### Exercise requirements
Search the data below for "dung"; list each line that holds it.

### Records

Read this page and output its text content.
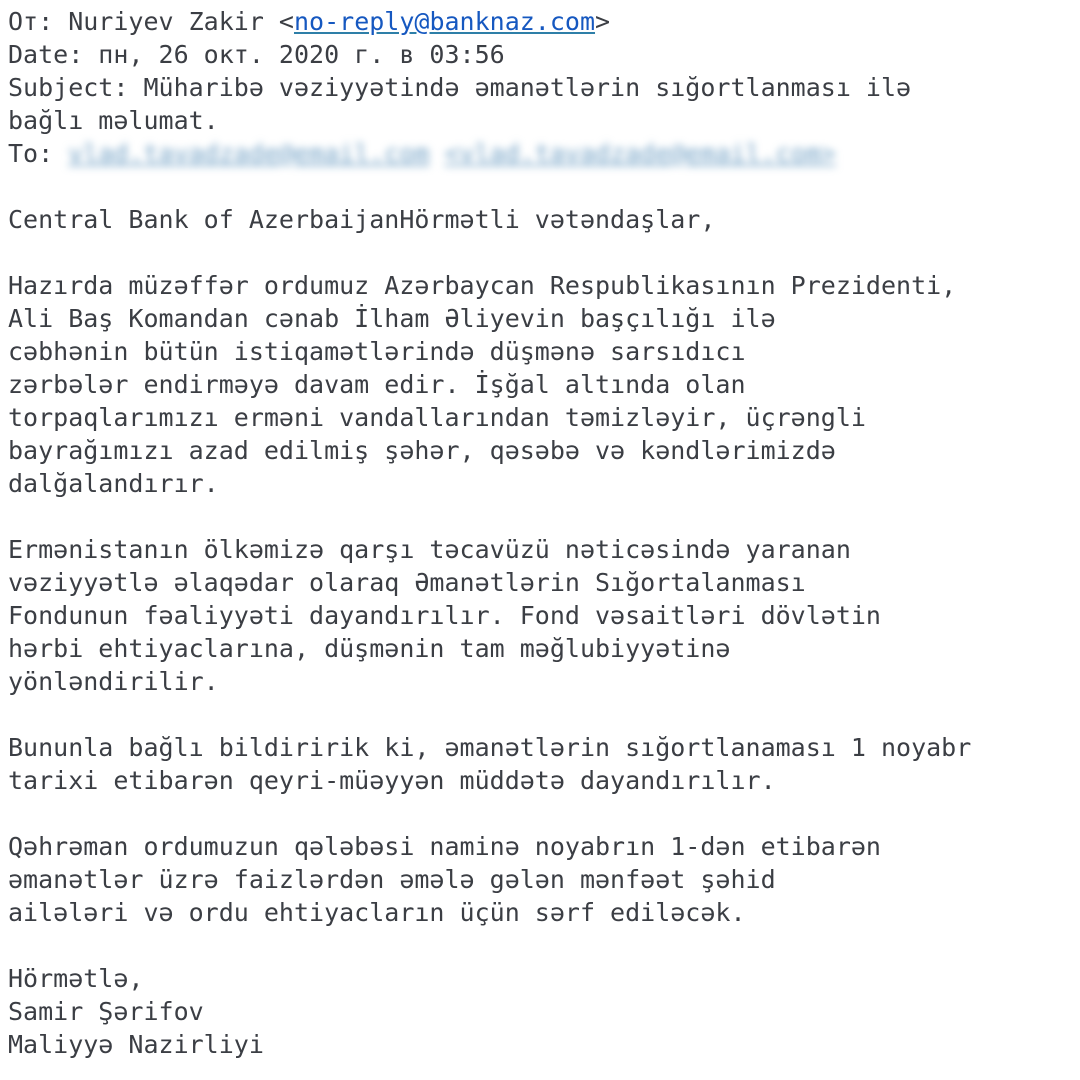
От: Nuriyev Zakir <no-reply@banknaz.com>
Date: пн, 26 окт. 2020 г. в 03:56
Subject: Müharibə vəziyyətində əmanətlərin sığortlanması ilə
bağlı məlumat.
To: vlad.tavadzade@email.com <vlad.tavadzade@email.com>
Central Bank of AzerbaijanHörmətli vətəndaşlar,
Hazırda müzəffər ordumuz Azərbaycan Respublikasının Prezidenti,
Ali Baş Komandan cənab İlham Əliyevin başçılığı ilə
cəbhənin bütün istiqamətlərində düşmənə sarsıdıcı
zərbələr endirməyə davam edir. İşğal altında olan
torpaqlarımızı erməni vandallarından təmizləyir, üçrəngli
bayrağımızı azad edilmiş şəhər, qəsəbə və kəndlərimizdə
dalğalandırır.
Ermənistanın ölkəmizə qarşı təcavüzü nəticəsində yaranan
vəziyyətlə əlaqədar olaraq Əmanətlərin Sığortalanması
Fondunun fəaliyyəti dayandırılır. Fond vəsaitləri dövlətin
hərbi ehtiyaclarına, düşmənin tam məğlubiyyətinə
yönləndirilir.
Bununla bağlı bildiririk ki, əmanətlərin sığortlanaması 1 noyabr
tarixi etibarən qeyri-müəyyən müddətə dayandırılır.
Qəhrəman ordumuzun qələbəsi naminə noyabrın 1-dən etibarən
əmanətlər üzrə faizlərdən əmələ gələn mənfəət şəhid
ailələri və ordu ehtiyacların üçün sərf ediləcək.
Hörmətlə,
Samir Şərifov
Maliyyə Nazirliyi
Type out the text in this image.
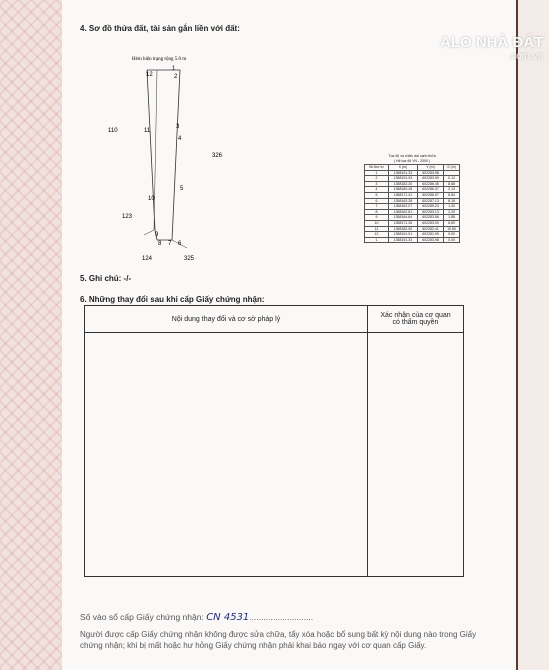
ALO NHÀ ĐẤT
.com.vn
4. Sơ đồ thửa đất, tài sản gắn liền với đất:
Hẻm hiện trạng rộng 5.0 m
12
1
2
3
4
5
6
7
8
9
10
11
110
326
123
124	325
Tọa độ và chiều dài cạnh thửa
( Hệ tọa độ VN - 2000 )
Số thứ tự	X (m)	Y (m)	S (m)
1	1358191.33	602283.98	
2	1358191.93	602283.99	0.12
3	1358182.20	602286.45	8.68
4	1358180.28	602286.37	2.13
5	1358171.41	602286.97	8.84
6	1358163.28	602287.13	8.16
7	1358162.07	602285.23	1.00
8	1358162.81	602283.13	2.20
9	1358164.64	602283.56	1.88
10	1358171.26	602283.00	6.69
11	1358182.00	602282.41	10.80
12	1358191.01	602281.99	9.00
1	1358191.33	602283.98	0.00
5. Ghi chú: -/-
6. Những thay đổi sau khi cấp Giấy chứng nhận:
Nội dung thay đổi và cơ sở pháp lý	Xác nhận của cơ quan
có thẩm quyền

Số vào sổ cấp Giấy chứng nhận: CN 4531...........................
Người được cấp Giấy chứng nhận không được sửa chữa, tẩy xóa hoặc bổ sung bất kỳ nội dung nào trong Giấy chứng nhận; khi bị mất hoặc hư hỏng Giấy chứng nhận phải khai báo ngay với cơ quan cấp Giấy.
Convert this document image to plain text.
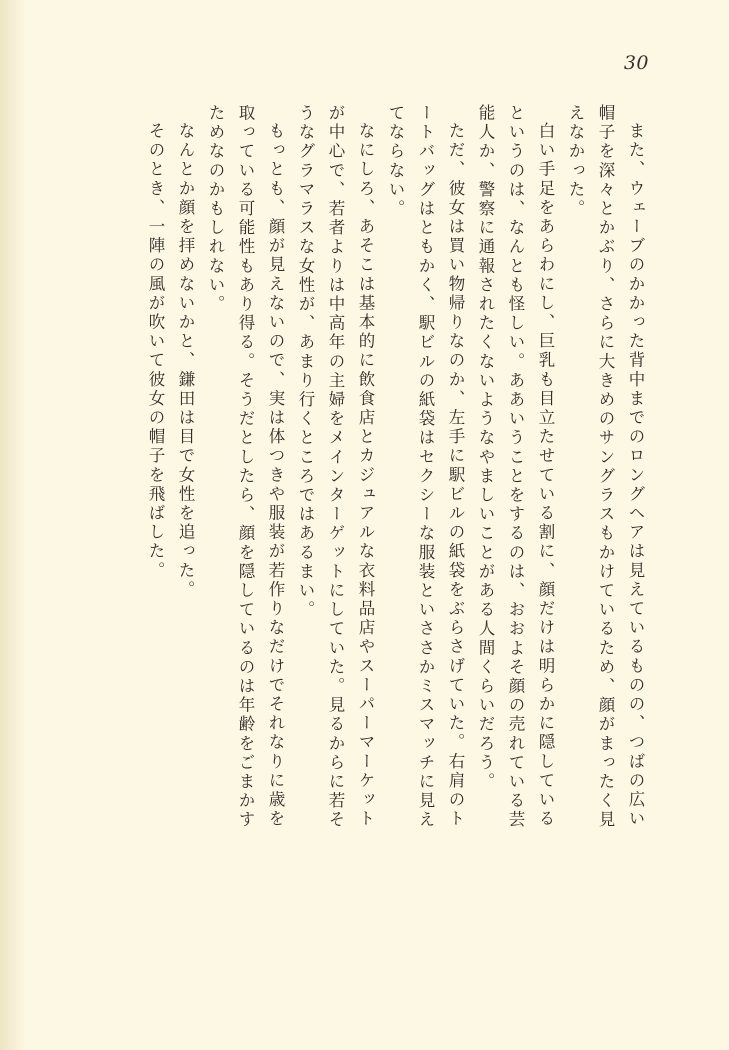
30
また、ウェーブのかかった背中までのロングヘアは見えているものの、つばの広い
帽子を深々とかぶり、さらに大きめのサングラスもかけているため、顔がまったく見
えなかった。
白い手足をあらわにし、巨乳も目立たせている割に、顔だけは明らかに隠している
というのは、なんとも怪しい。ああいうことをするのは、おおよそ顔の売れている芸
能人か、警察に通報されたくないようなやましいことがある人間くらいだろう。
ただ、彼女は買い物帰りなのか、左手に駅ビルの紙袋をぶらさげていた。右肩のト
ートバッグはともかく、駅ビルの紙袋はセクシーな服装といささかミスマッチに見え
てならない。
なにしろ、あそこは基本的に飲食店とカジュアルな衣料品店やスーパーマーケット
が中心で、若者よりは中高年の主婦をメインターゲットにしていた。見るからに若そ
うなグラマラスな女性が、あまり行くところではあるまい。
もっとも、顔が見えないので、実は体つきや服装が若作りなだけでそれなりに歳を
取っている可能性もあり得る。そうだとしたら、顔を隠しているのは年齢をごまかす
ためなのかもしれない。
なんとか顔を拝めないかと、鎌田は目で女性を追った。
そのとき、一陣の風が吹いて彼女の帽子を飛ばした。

* * *

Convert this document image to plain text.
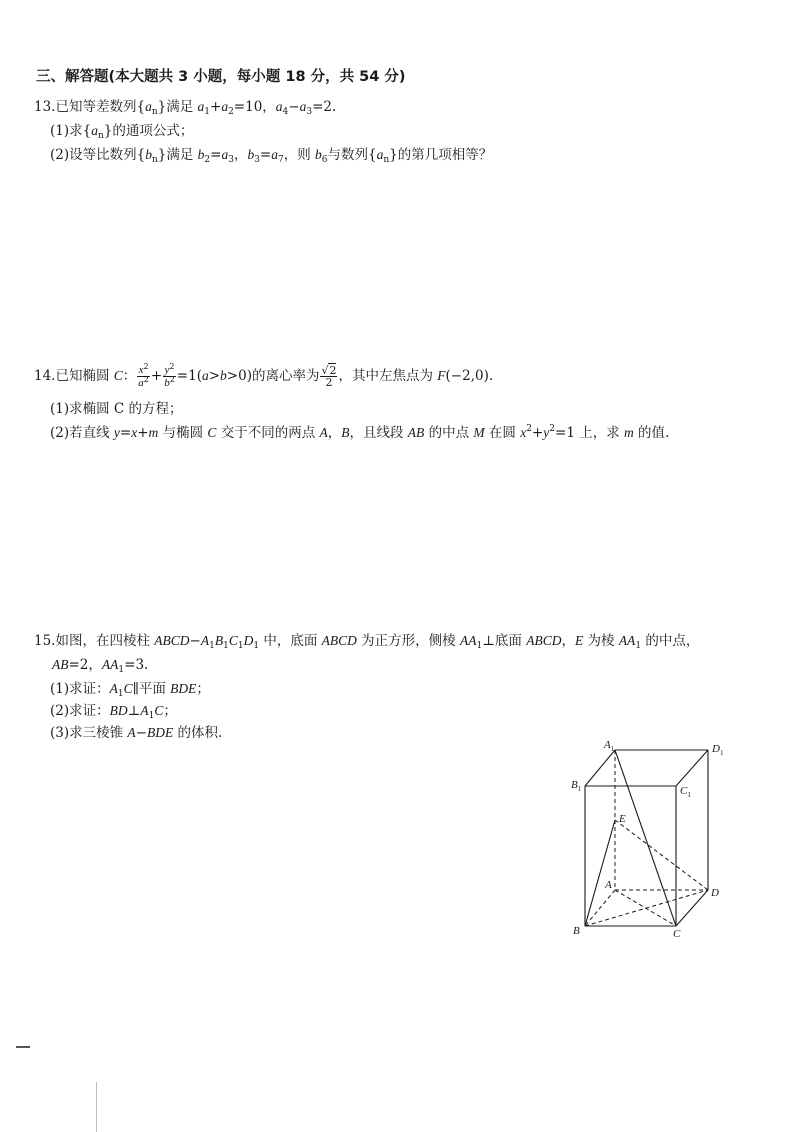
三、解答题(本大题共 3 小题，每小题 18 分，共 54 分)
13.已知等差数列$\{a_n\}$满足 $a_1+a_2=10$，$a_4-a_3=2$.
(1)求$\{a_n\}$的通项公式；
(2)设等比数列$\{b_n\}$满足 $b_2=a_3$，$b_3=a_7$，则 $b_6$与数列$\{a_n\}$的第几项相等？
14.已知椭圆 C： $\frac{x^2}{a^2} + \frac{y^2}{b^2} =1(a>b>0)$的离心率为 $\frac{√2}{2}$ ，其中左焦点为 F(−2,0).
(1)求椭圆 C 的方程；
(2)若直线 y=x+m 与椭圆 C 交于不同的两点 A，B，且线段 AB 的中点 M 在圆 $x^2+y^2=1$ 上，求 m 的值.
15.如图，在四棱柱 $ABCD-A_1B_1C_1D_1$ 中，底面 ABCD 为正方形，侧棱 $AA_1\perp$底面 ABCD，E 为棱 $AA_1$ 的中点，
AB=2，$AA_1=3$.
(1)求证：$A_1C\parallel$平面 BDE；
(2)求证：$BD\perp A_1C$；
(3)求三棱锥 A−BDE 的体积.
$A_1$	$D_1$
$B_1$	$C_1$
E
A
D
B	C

### Response
Nội dung thay đổi và cơ sở pháp lý	Xác nhận của cơ quan
Người được cấp Giấy chứng nhận không được sửa chữa, tẩy xóa hoặc bổ sung bất kỳ nội dung nào trong Giấy chứng nhận; khi bị mất hoặc hư hỏng Giấy chứng nhận phải khai báo ngay với cơ quan cấp Giấy.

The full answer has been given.